Identify every line in the records below that contains the word "sans", and reproduce each one.

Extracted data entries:
--- begin ---

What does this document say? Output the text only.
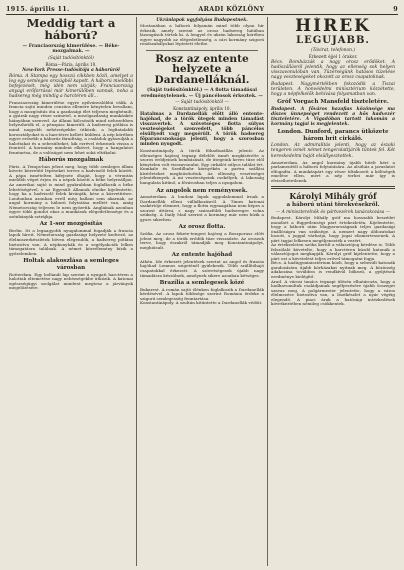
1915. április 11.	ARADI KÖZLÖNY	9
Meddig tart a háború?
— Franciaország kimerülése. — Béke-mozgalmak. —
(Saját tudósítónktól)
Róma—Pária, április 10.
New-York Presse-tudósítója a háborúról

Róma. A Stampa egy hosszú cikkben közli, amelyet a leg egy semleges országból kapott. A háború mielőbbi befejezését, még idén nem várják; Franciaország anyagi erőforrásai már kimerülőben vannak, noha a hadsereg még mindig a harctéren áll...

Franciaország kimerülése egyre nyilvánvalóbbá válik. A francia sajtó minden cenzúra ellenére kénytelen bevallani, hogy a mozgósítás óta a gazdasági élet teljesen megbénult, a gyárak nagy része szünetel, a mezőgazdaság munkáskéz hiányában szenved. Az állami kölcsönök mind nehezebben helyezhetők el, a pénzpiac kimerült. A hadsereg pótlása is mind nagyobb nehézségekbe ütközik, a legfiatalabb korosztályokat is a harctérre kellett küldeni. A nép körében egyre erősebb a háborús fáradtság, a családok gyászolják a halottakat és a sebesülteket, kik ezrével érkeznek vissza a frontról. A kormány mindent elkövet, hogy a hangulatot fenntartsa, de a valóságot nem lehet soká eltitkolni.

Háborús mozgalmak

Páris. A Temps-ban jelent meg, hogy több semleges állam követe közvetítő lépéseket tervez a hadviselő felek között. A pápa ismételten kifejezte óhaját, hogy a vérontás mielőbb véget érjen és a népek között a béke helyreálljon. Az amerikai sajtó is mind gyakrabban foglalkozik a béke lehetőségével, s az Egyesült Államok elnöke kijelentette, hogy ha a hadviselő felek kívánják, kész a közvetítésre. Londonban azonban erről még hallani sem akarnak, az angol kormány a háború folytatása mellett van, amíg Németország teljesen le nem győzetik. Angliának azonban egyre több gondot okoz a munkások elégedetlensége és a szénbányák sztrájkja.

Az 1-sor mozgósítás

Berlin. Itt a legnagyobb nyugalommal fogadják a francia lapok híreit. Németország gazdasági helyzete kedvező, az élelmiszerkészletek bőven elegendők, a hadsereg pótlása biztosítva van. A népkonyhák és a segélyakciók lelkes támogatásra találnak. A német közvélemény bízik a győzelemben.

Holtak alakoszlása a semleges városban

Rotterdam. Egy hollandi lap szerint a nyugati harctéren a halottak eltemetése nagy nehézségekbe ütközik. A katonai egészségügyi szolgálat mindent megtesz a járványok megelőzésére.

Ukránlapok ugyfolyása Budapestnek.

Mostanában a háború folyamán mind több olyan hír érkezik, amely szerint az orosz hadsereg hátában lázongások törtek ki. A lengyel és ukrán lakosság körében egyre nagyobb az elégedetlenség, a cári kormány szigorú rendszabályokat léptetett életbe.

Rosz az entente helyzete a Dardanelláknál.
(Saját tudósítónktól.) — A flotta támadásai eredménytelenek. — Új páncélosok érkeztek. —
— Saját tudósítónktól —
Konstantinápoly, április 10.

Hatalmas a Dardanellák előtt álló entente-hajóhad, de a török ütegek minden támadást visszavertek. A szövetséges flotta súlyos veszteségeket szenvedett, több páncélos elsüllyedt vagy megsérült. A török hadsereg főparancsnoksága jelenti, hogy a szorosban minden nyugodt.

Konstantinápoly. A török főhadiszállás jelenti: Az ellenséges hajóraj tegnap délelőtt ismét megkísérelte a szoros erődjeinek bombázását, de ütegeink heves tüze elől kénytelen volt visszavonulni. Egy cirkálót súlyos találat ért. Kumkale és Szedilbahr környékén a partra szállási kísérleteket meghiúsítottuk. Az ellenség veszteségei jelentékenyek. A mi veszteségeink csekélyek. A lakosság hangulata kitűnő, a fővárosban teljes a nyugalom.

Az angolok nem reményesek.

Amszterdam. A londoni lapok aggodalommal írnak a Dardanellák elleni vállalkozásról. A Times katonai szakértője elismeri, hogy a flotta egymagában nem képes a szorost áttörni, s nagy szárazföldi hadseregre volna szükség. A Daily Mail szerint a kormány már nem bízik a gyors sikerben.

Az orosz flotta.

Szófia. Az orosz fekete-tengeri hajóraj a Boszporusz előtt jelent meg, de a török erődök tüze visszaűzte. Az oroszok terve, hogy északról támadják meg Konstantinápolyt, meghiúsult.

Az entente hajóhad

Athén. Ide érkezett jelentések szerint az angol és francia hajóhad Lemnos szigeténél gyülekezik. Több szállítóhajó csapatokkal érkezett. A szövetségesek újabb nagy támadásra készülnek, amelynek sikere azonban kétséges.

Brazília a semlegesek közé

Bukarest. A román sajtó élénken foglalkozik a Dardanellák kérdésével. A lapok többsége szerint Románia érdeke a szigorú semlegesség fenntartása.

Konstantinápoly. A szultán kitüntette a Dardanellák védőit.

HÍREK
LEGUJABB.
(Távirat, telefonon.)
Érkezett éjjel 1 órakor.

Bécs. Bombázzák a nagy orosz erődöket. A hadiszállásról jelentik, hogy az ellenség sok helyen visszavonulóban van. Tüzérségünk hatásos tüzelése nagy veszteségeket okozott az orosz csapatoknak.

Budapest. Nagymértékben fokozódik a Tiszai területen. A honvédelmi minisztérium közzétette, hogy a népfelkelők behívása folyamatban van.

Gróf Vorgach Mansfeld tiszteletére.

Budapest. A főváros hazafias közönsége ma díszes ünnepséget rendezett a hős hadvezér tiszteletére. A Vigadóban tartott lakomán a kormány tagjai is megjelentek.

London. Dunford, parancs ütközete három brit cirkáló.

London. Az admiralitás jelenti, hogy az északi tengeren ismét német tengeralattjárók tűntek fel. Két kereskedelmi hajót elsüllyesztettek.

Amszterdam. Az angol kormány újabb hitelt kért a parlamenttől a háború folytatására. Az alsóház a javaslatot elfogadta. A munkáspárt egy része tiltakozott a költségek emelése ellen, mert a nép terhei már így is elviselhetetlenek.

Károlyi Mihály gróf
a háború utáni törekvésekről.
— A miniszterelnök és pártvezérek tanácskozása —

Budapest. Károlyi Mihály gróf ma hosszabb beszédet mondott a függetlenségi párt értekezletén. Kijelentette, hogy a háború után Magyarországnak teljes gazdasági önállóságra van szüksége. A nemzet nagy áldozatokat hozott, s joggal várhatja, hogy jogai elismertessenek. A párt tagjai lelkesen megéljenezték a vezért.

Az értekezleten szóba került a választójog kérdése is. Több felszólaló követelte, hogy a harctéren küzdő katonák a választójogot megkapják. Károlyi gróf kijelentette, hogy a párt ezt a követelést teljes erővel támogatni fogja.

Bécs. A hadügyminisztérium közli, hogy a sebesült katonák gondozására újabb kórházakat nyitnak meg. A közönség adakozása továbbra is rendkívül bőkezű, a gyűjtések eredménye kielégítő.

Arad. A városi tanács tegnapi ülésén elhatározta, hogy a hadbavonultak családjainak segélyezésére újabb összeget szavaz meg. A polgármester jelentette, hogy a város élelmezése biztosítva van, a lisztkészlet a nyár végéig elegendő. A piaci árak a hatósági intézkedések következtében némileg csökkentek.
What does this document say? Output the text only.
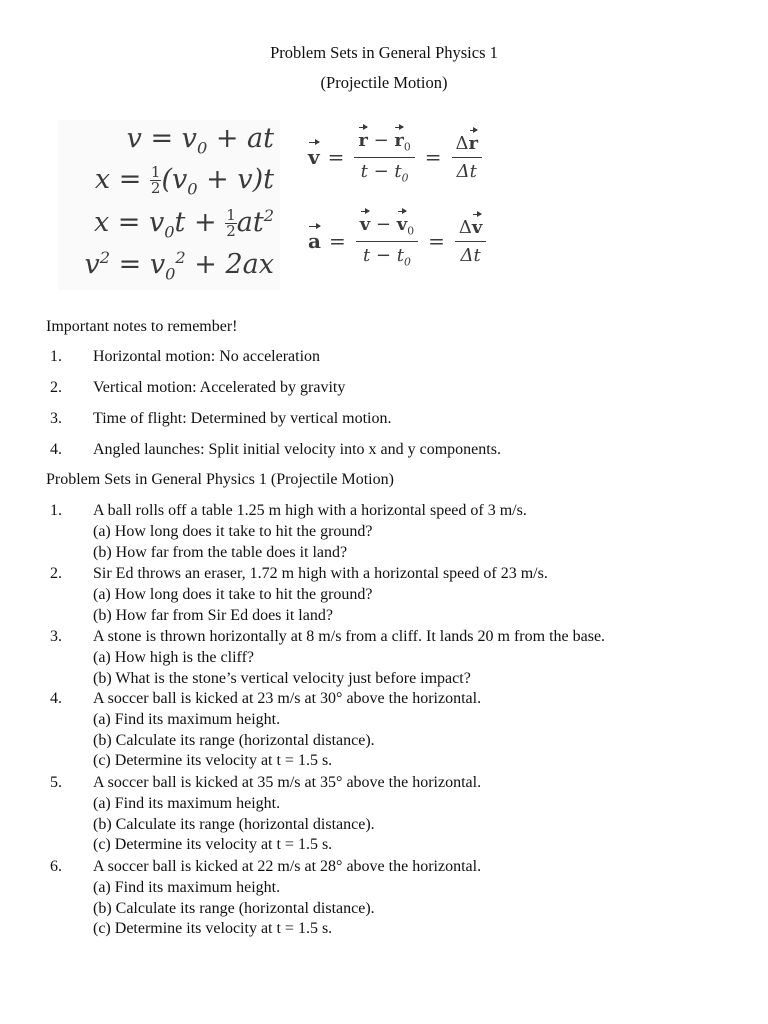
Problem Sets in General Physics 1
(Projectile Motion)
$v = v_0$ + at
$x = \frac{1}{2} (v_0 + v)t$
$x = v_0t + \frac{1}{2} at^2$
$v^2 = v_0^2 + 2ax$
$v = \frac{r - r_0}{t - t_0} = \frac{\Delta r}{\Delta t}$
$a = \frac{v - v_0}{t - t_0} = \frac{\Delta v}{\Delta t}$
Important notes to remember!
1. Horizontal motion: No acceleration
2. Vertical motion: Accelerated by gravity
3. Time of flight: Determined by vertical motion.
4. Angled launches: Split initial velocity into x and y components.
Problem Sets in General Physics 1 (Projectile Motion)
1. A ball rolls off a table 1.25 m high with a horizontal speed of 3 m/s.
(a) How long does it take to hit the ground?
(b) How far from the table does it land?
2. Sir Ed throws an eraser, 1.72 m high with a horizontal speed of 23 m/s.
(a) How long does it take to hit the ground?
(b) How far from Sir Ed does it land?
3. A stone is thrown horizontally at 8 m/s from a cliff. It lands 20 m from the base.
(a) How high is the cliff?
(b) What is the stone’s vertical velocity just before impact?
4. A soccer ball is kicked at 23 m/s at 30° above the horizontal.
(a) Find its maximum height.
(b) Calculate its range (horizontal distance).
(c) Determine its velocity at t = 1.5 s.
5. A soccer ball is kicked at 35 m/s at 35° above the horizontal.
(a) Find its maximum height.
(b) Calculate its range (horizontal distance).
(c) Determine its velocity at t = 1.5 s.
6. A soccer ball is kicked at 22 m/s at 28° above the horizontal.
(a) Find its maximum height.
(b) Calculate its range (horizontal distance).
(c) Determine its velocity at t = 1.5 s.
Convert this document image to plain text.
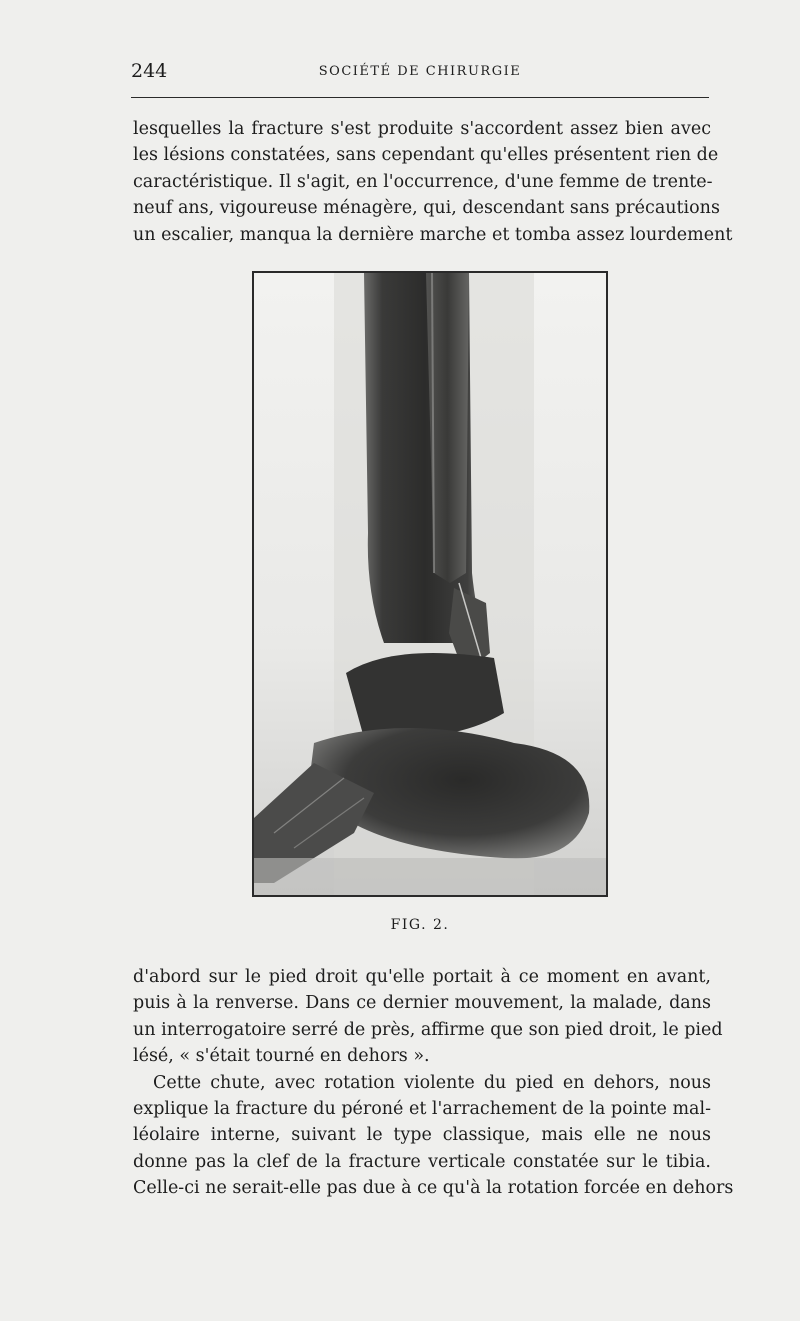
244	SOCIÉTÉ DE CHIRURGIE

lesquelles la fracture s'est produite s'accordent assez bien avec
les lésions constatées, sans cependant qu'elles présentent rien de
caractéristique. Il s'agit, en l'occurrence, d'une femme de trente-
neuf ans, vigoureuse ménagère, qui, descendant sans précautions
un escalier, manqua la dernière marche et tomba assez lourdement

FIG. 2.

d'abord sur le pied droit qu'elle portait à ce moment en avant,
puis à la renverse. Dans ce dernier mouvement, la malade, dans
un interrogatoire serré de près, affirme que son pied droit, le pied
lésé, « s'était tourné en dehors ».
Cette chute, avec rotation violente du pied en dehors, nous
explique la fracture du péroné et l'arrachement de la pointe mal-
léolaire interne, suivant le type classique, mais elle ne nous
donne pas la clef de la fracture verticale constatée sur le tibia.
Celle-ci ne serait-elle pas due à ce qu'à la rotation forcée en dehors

--- end ---

SOLUTION.
les lésions constatées, sans cependant qu'elles présentent rien de
neuf ans, vigoureuse ménagère, qui, descendant sans précautions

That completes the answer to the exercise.